**Records provided:**
** Begin **
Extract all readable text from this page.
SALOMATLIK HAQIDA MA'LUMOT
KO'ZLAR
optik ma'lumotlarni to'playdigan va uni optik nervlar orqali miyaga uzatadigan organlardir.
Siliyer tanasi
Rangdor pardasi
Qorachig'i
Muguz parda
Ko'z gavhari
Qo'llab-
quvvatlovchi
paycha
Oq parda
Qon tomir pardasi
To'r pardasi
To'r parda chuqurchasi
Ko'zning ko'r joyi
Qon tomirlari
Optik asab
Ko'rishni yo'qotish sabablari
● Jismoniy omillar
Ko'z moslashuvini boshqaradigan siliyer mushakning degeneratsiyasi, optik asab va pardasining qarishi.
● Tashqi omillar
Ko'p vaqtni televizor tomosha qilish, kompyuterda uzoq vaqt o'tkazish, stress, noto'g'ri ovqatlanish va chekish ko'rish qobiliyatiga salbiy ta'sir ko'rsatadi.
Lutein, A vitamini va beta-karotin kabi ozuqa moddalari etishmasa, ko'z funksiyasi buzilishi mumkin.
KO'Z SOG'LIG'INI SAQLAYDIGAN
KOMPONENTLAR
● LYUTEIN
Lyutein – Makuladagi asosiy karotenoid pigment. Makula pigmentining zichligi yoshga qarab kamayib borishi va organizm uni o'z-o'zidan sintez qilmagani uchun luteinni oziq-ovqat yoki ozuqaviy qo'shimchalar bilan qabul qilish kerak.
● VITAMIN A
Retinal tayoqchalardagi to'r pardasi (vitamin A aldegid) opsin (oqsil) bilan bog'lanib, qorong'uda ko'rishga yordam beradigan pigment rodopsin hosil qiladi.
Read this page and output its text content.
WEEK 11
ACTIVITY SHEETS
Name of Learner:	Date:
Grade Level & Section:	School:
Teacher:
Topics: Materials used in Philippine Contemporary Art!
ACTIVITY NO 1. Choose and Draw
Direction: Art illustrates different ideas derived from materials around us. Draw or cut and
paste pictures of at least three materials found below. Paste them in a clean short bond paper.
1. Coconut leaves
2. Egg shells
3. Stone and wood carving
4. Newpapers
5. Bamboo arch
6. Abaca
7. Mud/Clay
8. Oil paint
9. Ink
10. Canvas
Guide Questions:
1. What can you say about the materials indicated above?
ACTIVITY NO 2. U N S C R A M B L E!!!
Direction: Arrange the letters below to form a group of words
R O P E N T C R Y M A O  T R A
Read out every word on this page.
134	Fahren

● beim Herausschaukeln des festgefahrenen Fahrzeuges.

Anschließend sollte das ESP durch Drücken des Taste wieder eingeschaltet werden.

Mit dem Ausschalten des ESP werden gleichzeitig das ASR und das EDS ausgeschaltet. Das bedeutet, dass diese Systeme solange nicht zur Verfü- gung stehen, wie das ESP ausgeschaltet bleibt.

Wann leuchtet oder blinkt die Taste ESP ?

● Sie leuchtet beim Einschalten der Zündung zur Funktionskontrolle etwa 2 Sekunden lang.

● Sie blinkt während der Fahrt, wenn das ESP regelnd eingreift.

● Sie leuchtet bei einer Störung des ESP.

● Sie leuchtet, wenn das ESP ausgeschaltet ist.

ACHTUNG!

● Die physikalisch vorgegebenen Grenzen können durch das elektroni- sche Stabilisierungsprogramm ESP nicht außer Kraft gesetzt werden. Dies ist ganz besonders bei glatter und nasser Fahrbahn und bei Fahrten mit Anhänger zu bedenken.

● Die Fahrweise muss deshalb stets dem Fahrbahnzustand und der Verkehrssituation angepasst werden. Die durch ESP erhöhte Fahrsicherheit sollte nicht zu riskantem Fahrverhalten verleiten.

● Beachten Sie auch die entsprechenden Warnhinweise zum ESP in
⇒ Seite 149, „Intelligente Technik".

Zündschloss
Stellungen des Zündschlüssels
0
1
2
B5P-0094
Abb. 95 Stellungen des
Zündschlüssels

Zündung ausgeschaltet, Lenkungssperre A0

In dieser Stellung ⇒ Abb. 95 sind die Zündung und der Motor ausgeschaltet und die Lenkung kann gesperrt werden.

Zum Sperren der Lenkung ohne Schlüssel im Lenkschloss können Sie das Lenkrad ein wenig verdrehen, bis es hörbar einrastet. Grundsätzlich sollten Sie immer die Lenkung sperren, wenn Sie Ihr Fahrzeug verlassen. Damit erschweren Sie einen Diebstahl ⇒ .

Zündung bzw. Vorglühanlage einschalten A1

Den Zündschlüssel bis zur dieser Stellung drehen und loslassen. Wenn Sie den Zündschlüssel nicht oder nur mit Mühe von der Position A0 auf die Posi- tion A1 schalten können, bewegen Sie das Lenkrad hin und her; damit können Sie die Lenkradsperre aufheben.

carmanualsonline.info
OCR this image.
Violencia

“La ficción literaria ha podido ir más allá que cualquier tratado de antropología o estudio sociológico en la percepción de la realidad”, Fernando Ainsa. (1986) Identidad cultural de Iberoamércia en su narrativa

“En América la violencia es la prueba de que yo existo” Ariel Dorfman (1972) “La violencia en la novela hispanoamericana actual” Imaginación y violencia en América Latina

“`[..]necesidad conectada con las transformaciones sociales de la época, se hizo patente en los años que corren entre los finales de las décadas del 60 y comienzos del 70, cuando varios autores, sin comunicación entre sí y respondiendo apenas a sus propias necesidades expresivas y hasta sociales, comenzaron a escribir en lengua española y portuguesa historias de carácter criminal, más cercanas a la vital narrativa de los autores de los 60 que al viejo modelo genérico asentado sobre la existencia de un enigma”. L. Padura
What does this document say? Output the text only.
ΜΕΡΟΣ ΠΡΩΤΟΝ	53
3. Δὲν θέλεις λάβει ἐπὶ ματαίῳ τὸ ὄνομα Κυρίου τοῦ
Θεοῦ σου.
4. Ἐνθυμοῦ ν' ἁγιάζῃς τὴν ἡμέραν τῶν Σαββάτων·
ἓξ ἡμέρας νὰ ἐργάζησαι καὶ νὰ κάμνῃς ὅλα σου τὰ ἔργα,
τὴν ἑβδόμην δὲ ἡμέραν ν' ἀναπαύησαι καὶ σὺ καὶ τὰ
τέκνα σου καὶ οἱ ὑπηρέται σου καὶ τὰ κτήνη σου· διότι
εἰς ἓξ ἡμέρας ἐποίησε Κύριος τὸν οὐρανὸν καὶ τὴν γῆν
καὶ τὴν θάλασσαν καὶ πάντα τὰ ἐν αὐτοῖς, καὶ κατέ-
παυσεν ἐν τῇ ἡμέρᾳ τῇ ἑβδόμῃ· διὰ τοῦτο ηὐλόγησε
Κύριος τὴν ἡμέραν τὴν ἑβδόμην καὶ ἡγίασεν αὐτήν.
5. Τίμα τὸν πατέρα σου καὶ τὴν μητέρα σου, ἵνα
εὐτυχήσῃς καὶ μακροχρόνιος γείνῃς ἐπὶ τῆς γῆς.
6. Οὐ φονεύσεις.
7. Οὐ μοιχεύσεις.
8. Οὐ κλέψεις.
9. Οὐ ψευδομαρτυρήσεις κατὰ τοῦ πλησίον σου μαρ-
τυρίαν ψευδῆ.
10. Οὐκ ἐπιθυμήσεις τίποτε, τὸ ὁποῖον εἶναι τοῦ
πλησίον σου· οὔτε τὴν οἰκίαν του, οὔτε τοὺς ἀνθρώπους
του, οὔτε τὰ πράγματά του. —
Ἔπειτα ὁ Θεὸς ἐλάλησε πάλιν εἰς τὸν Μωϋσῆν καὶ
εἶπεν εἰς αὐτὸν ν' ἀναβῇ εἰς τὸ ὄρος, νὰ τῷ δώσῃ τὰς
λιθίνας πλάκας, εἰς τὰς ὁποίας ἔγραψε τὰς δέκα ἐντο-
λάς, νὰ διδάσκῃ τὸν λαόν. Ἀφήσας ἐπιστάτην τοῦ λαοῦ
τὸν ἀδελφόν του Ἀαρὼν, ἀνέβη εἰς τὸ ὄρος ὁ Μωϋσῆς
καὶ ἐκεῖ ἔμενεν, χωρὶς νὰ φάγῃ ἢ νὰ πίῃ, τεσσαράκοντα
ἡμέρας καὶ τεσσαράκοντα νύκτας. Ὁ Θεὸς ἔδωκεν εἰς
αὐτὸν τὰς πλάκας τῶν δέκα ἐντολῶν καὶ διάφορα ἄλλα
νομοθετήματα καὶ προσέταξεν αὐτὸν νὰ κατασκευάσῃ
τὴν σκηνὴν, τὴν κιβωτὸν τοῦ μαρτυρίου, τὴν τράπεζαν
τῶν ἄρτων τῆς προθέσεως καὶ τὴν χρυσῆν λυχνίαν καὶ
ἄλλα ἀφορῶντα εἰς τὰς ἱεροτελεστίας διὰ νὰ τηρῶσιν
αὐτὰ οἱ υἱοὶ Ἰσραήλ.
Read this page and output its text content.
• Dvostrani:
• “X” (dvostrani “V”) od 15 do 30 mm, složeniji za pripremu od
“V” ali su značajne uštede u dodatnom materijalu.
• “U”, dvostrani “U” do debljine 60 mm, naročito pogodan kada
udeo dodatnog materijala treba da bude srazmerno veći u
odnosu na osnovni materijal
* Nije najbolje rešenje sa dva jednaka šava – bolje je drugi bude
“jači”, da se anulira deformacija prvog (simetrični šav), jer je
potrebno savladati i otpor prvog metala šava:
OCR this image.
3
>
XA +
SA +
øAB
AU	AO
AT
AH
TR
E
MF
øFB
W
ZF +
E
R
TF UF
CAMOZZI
** End **
**Work required:**
Copy out every line of the data that includes "αὐτὸν".

**The response:**
εἶπεν εἰς αὐτὸν ν' ἀναβῇ εἰς τὸ ὄρος, νὰ τῷ δώσῃ τὰς
αὐτὸν τὰς πλάκας τῶν δέκα ἐντολῶν καὶ διάφορα ἄλλα
νομοθετήματα καὶ προσέταξεν αὐτὸν νὰ κατασκευάσῃ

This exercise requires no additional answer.